§ Task prompt
Write out the lines from the start of the records through the line containing "back-triangle-icon[interactable] — [147, 1036, 171, 1060]", inclusive, reproducing each one without alteration.

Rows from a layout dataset
——————
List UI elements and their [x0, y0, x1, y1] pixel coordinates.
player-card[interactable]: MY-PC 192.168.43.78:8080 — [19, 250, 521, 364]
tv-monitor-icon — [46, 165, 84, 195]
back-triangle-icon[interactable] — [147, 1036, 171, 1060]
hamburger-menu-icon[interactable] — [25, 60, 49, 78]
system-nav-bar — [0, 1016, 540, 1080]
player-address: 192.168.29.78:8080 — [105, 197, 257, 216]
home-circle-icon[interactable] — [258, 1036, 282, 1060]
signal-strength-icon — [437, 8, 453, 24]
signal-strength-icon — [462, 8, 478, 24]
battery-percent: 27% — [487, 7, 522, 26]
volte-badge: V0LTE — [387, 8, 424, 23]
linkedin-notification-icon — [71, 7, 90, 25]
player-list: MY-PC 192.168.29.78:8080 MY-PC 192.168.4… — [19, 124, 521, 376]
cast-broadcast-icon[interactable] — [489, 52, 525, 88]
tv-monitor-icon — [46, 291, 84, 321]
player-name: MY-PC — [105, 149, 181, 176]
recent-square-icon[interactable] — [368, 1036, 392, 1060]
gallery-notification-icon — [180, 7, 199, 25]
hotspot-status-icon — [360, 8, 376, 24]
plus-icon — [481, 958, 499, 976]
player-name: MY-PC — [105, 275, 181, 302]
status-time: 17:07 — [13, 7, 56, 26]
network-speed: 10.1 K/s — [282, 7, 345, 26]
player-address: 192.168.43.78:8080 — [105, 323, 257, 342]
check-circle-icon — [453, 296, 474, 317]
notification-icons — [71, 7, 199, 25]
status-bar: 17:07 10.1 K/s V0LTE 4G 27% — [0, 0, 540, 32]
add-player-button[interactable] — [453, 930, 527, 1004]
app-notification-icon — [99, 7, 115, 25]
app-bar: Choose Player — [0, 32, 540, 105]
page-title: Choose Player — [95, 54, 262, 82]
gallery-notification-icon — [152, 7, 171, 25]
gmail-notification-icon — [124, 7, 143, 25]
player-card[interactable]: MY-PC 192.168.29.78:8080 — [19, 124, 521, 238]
——————
§ The response
List UI elements and their [x0, y0, x1, y1] pixel coordinates.
player-card[interactable]: MY-PC 192.168.43.78:8080 — [19, 250, 521, 364]
tv-monitor-icon — [46, 165, 84, 195]
back-triangle-icon[interactable] — [147, 1036, 171, 1060]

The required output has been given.